Directive
Reproduce all the lines exactly as they stand, apart from the pictures.

Dataset records
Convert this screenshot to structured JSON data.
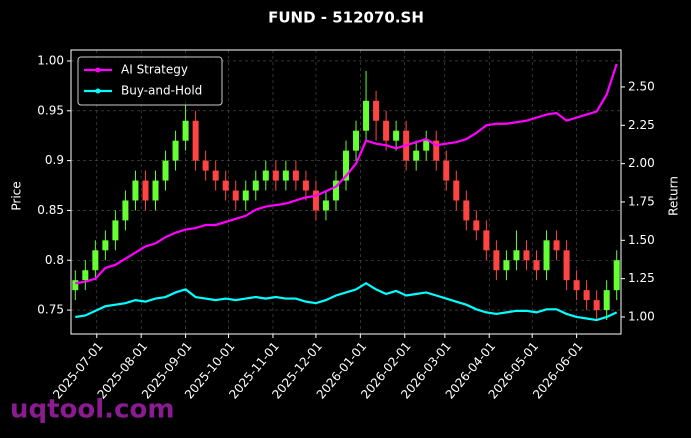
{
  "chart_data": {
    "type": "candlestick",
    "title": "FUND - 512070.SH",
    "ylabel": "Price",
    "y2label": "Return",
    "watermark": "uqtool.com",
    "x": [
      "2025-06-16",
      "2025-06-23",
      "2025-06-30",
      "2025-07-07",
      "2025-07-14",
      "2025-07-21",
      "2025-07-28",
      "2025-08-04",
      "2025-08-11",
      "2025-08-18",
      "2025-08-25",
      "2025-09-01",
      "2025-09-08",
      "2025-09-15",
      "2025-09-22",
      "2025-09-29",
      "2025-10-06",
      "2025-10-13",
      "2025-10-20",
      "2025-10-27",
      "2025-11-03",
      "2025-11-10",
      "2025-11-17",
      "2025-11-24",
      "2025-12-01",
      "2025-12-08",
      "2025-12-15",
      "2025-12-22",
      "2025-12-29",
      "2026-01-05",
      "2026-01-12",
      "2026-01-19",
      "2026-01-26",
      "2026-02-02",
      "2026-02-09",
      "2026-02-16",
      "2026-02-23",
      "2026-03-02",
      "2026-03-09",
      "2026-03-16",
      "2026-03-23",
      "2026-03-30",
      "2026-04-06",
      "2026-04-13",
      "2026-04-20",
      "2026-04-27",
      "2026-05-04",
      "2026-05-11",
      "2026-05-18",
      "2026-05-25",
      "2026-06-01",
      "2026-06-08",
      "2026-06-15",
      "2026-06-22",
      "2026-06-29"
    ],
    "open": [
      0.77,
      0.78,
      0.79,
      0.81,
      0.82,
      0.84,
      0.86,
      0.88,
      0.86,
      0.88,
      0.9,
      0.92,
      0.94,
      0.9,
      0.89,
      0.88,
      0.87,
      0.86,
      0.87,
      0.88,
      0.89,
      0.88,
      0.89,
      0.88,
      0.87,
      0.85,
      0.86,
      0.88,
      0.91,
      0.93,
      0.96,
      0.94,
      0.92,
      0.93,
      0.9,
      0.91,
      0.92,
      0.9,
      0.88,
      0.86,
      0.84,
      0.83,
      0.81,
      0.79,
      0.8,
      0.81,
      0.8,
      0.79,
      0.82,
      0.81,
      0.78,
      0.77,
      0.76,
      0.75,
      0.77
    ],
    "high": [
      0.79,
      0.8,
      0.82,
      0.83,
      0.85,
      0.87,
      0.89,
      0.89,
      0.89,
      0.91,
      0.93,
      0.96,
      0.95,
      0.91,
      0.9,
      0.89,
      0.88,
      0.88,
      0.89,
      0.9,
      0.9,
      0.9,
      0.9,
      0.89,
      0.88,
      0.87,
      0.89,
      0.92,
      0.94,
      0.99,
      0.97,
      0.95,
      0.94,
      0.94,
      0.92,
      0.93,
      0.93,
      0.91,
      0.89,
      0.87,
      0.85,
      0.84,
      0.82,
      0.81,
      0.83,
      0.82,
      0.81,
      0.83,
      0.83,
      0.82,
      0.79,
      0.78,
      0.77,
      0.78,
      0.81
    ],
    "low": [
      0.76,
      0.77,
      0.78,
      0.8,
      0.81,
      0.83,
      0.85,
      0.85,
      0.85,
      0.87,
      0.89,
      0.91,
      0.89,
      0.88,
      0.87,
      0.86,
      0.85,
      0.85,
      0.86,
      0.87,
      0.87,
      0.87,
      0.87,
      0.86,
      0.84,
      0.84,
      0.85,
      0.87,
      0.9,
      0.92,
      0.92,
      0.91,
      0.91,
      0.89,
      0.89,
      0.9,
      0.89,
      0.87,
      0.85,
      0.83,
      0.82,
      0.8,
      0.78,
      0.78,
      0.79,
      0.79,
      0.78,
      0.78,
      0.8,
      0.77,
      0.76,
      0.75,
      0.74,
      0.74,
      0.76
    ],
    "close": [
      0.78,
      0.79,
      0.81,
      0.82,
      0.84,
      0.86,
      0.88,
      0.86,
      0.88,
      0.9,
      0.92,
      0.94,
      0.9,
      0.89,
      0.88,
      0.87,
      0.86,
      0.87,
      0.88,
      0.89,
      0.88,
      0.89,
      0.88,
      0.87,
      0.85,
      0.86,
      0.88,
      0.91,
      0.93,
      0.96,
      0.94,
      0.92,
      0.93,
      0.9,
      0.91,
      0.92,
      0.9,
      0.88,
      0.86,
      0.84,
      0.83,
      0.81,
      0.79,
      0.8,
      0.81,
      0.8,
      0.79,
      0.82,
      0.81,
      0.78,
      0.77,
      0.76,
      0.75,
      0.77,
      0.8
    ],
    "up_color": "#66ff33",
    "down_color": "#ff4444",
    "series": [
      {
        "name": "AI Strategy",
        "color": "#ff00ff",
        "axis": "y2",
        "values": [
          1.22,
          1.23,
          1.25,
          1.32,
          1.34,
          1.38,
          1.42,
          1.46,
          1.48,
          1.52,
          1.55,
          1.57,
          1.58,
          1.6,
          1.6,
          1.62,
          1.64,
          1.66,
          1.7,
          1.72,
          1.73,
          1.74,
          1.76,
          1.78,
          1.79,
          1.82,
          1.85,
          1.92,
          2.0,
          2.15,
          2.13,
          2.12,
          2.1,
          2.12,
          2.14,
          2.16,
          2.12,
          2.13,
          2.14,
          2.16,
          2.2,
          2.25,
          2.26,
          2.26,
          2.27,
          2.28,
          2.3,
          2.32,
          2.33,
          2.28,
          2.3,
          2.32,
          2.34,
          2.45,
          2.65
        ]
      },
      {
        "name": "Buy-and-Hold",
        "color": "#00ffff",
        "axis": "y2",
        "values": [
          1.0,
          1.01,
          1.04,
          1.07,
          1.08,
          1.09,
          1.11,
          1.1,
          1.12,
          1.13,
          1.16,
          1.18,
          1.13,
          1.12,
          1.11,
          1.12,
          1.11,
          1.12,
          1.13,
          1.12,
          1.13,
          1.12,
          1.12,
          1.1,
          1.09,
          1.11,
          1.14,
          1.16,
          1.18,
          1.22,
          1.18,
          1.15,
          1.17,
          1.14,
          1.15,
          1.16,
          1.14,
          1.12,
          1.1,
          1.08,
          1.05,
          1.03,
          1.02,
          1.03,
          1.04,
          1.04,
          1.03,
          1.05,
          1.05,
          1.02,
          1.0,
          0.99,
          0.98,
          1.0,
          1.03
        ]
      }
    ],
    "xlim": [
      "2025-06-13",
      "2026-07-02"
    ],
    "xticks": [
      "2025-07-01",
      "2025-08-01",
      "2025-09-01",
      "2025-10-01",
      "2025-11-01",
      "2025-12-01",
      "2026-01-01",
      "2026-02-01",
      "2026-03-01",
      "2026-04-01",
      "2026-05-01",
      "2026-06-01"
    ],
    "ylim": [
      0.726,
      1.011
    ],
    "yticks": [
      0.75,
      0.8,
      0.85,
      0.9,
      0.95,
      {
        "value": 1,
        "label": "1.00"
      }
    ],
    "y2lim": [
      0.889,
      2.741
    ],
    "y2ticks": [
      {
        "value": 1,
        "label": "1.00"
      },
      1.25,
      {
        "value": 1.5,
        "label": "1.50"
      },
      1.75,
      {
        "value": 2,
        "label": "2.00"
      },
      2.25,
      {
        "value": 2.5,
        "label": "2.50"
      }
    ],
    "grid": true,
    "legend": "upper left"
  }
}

Correct answer
Convert this screenshot to structured JSON data.
{
  "chart_data": {
    "type": "candlestick",
    "title": "FUND - 512070.SH",
    "ylabel": "Price",
    "y2label": "Return",
    "watermark": "uqtool.com",
    "x": [
      "2025-06-16",
      "2025-06-23",
      "2025-06-30",
      "2025-07-07",
      "2025-07-14",
      "2025-07-21",
      "2025-07-28",
      "2025-08-04",
      "2025-08-11",
      "2025-08-18",
      "2025-08-25",
      "2025-09-01",
      "2025-09-08",
      "2025-09-15",
      "2025-09-22",
      "2025-09-29",
      "2025-10-06",
      "2025-10-13",
      "2025-10-20",
      "2025-10-27",
      "2025-11-03",
      "2025-11-10",
      "2025-11-17",
      "2025-11-24",
      "2025-12-01",
      "2025-12-08",
      "2025-12-15",
      "2025-12-22",
      "2025-12-29",
      "2026-01-05",
      "2026-01-12",
      "2026-01-19",
      "2026-01-26",
      "2026-02-02",
      "2026-02-09",
      "2026-02-16",
      "2026-02-23",
      "2026-03-02",
      "2026-03-09",
      "2026-03-16",
      "2026-03-23",
      "2026-03-30",
      "2026-04-06",
      "2026-04-13",
      "2026-04-20",
      "2026-04-27",
      "2026-05-04",
      "2026-05-11",
      "2026-05-18",
      "2026-05-25",
      "2026-06-01",
      "2026-06-08",
      "2026-06-15",
      "2026-06-22",
      "2026-06-29"
    ],
    "open": [
      0.77,
      0.78,
      0.79,
      0.81,
      0.82,
      0.84,
      0.86,
      0.88,
      0.86,
      0.88,
      0.9,
      0.92,
      0.94,
      0.9,
      0.89,
      0.88,
      0.87,
      0.86,
      0.87,
      0.88,
      0.89,
      0.88,
      0.89,
      0.88,
      0.87,
      0.85,
      0.86,
      0.88,
      0.91,
      0.93,
      0.96,
      0.94,
      0.92,
      0.93,
      0.9,
      0.91,
      0.92,
      0.9,
      0.88,
      0.86,
      0.84,
      0.83,
      0.81,
      0.79,
      0.8,
      0.81,
      0.8,
      0.79,
      0.82,
      0.81,
      0.78,
      0.77,
      0.76,
      0.75,
      0.77
    ],
    "high": [
      0.79,
      0.8,
      0.82,
      0.83,
      0.85,
      0.87,
      0.89,
      0.89,
      0.89,
      0.91,
      0.93,
      0.96,
      0.95,
      0.91,
      0.9,
      0.89,
      0.88,
      0.88,
      0.89,
      0.9,
      0.9,
      0.9,
      0.9,
      0.89,
      0.88,
      0.87,
      0.89,
      0.92,
      0.94,
      0.99,
      0.97,
      0.95,
      0.94,
      0.94,
      0.92,
      0.93,
      0.93,
      0.91,
      0.89,
      0.87,
      0.85,
      0.84,
      0.82,
      0.81,
      0.83,
      0.82,
      0.81,
      0.83,
      0.83,
      0.82,
      0.79,
      0.78,
      0.77,
      0.78,
      0.81
    ],
    "low": [
      0.76,
      0.77,
      0.78,
      0.8,
      0.81,
      0.83,
      0.85,
      0.85,
      0.85,
      0.87,
      0.89,
      0.91,
      0.89,
      0.88,
      0.87,
      0.86,
      0.85,
      0.85,
      0.86,
      0.87,
      0.87,
      0.87,
      0.87,
      0.86,
      0.84,
      0.84,
      0.85,
      0.87,
      0.9,
      0.92,
      0.92,
      0.91,
      0.91,
      0.89,
      0.89,
      0.9,
      0.89,
      0.87,
      0.85,
      0.83,
      0.82,
      0.8,
      0.78,
      0.78,
      0.79,
      0.79,
      0.78,
      0.78,
      0.8,
      0.77,
      0.76,
      0.75,
      0.74,
      0.74,
      0.76
    ],
    "close": [
      0.78,
      0.79,
      0.81,
      0.82,
      0.84,
      0.86,
      0.88,
      0.86,
      0.88,
      0.9,
      0.92,
      0.94,
      0.9,
      0.89,
      0.88,
      0.87,
      0.86,
      0.87,
      0.88,
      0.89,
      0.88,
      0.89,
      0.88,
      0.87,
      0.85,
      0.86,
      0.88,
      0.91,
      0.93,
      0.96,
      0.94,
      0.92,
      0.93,
      0.9,
      0.91,
      0.92,
      0.9,
      0.88,
      0.86,
      0.84,
      0.83,
      0.81,
      0.79,
      0.8,
      0.81,
      0.8,
      0.79,
      0.82,
      0.81,
      0.78,
      0.77,
      0.76,
      0.75,
      0.77,
      0.8
    ],
    "up_color": "#66ff33",
    "down_color": "#ff4444",
    "series": [
      {
        "name": "AI Strategy",
        "color": "#ff00ff",
        "axis": "y2",
        "values": [
          1.22,
          1.23,
          1.25,
          1.32,
          1.34,
          1.38,
          1.42,
          1.46,
          1.48,
          1.52,
          1.55,
          1.57,
          1.58,
          1.6,
          1.6,
          1.62,
          1.64,
          1.66,
          1.7,
          1.72,
          1.73,
          1.74,
          1.76,
          1.78,
          1.79,
          1.82,
          1.85,
          1.92,
          2.0,
          2.15,
          2.13,
          2.12,
          2.1,
          2.12,
          2.14,
          2.16,
          2.12,
          2.13,
          2.14,
          2.16,
          2.2,
          2.25,
          2.26,
          2.26,
          2.27,
          2.28,
          2.3,
          2.32,
          2.33,
          2.28,
          2.3,
          2.32,
          2.34,
          2.45,
          2.65
        ]
      },
      {
        "name": "Buy-and-Hold",
        "color": "#00ffff",
        "axis": "y2",
        "values": [
          1.0,
          1.01,
          1.04,
          1.07,
          1.08,
          1.09,
          1.11,
          1.1,
          1.12,
          1.13,
          1.16,
          1.18,
          1.13,
          1.12,
          1.11,
          1.12,
          1.11,
          1.12,
          1.13,
          1.12,
          1.13,
          1.12,
          1.12,
          1.1,
          1.09,
          1.11,
          1.14,
          1.16,
          1.18,
          1.22,
          1.18,
          1.15,
          1.17,
          1.14,
          1.15,
          1.16,
          1.14,
          1.12,
          1.1,
          1.08,
          1.05,
          1.03,
          1.02,
          1.03,
          1.04,
          1.04,
          1.03,
          1.05,
          1.05,
          1.02,
          1.0,
          0.99,
          0.98,
          1.0,
          1.03
        ]
      }
    ],
    "xlim": [
      "2025-06-13",
      "2026-07-02"
    ],
    "xticks": [
      "2025-07-01",
      "2025-08-01",
      "2025-09-01",
      "2025-10-01",
      "2025-11-01",
      "2025-12-01",
      "2026-01-01",
      "2026-02-01",
      "2026-03-01",
      "2026-04-01",
      "2026-05-01",
      "2026-06-01"
    ],
    "ylim": [
      0.726,
      1.011
    ],
    "yticks": [
      0.75,
      0.8,
      0.85,
      0.9,
      0.95,
      {
        "value": 1,
        "label": "1.00"
      }
    ],
    "y2lim": [
      0.889,
      2.741
    ],
    "y2ticks": [
      {
        "value": 1,
        "label": "1.00"
      },
      1.25,
      {
        "value": 1.5,
        "label": "1.50"
      },
      1.75,
      {
        "value": 2,
        "label": "2.00"
      },
      2.25,
      {
        "value": 2.5,
        "label": "2.50"
      }
    ],
    "grid": true,
    "legend": "upper left"
  }
}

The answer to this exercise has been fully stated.